- **WORK TO DO**:
Return each line holding the string "this".

Entries taken from a collection:
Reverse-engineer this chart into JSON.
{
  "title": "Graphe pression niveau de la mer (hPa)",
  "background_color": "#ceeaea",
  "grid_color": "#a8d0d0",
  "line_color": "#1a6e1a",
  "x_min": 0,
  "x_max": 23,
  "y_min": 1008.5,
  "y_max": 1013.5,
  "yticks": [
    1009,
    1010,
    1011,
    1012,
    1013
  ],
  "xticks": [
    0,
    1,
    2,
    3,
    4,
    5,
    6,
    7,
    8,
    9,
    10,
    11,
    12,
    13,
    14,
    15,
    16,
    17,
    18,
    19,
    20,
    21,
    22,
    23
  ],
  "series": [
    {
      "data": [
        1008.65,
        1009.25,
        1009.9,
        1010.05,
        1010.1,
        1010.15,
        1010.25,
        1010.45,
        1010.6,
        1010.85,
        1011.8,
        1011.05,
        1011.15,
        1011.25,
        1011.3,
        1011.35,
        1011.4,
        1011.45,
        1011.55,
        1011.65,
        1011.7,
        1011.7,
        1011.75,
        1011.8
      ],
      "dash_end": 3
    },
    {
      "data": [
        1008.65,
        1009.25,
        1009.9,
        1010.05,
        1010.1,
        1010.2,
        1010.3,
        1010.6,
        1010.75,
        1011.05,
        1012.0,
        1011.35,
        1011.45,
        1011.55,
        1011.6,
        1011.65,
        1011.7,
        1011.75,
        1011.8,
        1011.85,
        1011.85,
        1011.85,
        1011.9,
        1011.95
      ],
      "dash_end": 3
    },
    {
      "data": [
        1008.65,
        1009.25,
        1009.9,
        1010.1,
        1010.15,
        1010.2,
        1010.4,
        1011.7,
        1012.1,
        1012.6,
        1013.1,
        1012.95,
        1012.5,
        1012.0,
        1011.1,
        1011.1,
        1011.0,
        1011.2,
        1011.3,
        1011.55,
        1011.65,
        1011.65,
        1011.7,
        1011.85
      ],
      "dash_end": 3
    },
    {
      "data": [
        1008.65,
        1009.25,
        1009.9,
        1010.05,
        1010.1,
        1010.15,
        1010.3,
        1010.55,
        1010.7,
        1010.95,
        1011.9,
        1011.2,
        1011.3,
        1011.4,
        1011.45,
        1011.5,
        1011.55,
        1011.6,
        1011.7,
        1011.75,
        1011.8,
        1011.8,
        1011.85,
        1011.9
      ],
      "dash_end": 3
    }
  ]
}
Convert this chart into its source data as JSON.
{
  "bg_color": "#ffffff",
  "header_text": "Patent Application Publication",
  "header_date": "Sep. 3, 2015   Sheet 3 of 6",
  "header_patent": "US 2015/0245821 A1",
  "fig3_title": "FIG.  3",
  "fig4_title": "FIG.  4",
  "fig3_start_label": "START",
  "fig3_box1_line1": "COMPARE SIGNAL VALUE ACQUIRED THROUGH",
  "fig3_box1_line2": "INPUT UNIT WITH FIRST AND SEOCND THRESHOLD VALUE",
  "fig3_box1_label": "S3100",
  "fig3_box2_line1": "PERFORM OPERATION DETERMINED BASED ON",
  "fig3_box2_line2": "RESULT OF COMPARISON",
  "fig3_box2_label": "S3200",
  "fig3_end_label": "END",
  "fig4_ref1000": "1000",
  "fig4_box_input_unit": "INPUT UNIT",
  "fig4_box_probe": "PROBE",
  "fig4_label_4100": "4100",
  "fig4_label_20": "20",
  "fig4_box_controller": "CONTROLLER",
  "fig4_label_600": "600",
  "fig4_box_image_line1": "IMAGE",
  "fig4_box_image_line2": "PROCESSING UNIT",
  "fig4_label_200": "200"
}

- **RESPONSE**:
Reverse-engineer this chart into JSON.
Convert this chart into its source data as JSON.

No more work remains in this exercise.